"""

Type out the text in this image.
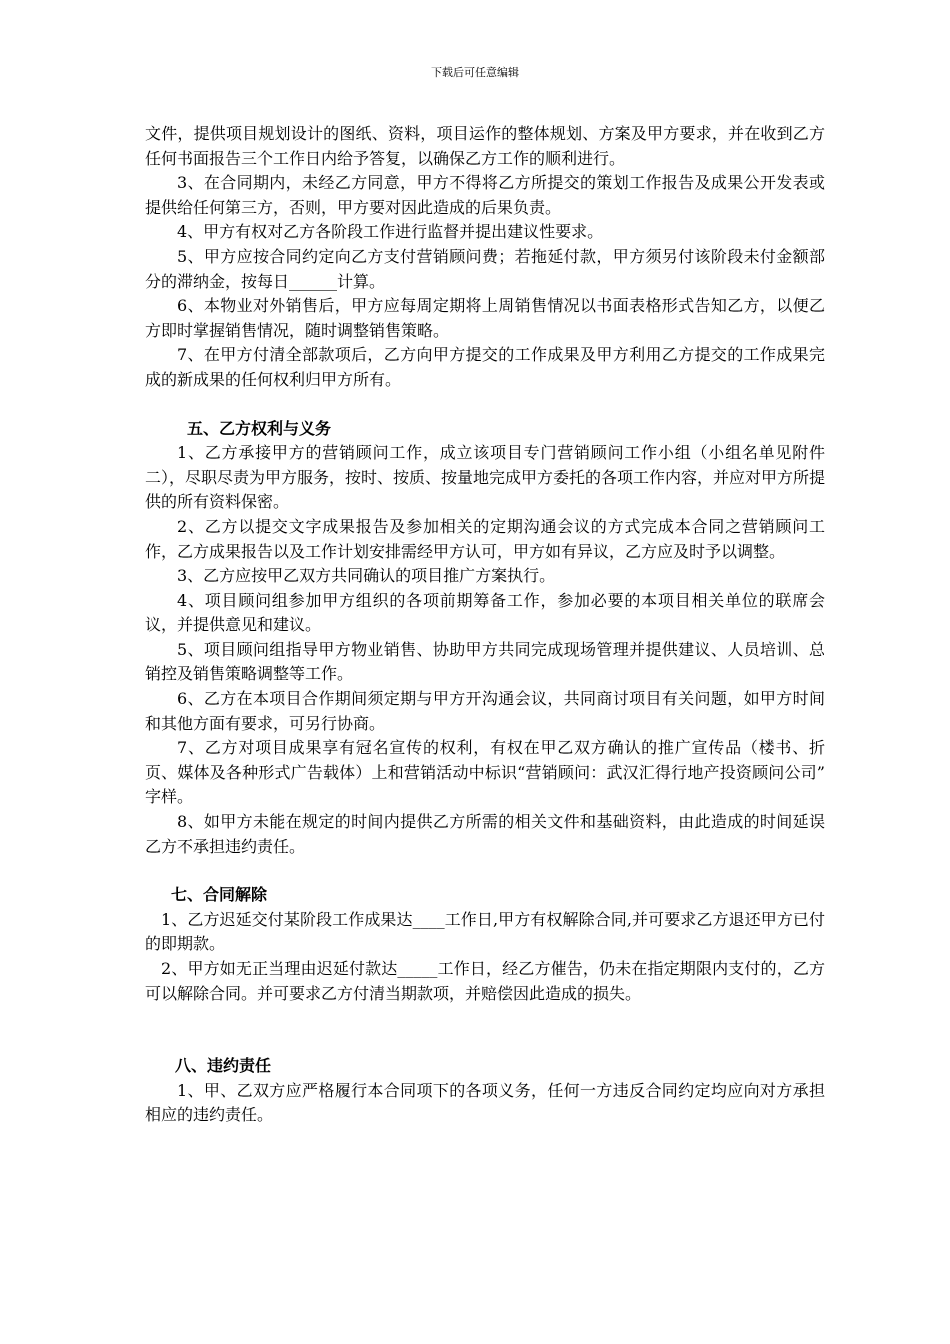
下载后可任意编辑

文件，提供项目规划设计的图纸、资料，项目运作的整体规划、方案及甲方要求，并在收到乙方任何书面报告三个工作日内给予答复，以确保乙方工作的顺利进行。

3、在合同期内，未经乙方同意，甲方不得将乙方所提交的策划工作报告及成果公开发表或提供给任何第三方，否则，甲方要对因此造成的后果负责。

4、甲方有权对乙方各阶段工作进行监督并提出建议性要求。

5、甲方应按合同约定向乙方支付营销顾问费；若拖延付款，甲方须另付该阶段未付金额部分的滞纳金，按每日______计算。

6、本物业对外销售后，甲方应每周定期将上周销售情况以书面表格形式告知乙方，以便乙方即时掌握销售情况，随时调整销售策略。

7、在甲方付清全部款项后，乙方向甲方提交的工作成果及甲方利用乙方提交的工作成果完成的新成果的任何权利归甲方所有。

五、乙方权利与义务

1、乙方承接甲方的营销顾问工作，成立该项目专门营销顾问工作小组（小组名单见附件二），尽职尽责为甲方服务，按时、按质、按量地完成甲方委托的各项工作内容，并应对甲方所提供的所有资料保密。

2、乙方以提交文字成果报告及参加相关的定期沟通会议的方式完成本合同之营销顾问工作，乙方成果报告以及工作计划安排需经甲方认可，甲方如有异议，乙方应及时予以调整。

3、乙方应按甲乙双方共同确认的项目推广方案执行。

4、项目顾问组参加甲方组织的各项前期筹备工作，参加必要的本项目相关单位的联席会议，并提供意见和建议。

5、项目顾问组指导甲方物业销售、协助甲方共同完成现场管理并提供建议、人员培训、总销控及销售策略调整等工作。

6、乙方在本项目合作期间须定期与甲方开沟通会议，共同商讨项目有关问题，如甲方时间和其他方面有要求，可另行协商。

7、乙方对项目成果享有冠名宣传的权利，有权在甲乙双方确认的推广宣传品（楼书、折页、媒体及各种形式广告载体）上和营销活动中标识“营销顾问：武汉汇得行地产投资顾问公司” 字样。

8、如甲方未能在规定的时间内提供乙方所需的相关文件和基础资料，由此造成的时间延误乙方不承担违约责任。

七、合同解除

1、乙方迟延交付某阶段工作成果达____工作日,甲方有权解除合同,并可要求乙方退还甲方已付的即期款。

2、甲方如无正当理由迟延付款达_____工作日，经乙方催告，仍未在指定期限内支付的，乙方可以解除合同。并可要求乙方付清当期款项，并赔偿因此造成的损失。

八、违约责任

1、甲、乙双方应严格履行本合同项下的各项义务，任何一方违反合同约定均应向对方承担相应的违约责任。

"""
"""

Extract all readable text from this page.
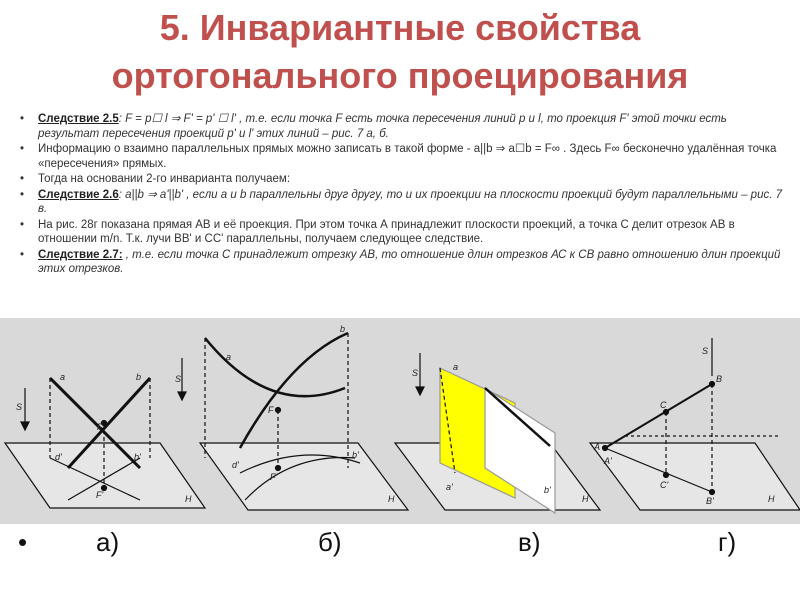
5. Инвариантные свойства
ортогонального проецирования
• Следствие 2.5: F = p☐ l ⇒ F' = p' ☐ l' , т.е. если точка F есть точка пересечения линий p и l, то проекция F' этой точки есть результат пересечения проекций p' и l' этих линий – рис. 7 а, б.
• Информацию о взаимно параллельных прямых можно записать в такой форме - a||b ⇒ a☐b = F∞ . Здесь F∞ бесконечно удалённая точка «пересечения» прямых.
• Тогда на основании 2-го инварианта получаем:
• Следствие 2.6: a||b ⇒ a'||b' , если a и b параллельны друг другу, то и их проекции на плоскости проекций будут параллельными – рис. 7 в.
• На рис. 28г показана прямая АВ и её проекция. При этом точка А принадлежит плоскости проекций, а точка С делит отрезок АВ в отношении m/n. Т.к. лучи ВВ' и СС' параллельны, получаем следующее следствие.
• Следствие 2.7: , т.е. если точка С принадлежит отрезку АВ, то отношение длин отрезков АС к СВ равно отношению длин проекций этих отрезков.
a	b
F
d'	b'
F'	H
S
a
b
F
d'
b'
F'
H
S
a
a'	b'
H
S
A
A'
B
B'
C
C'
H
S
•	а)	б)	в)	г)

"""
"""

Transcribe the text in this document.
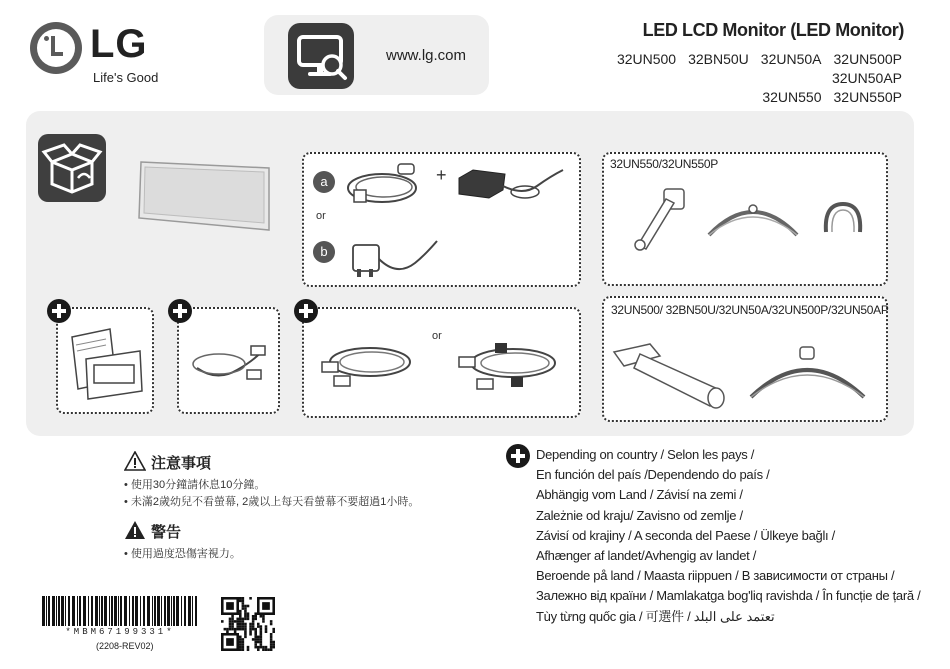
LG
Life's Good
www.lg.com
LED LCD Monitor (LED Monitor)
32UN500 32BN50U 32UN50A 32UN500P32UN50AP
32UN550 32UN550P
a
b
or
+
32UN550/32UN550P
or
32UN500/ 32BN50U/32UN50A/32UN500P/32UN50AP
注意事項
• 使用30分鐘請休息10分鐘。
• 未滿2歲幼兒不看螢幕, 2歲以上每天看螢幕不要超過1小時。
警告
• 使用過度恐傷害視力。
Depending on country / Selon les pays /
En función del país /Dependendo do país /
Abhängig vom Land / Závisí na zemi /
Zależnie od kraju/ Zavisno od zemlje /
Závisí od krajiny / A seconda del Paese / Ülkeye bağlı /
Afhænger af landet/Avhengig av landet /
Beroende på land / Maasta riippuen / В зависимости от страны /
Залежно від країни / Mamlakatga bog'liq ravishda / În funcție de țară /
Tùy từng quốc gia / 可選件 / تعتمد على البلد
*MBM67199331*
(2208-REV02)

"""

GIVEN INSTRUCTION - Find the lines with the string "text" and reproduce them.

SOLUTION FOR THIS EXERCISE -
Type out the text in this image.
Extract all readable text from this page.
Transcribe the text in this document.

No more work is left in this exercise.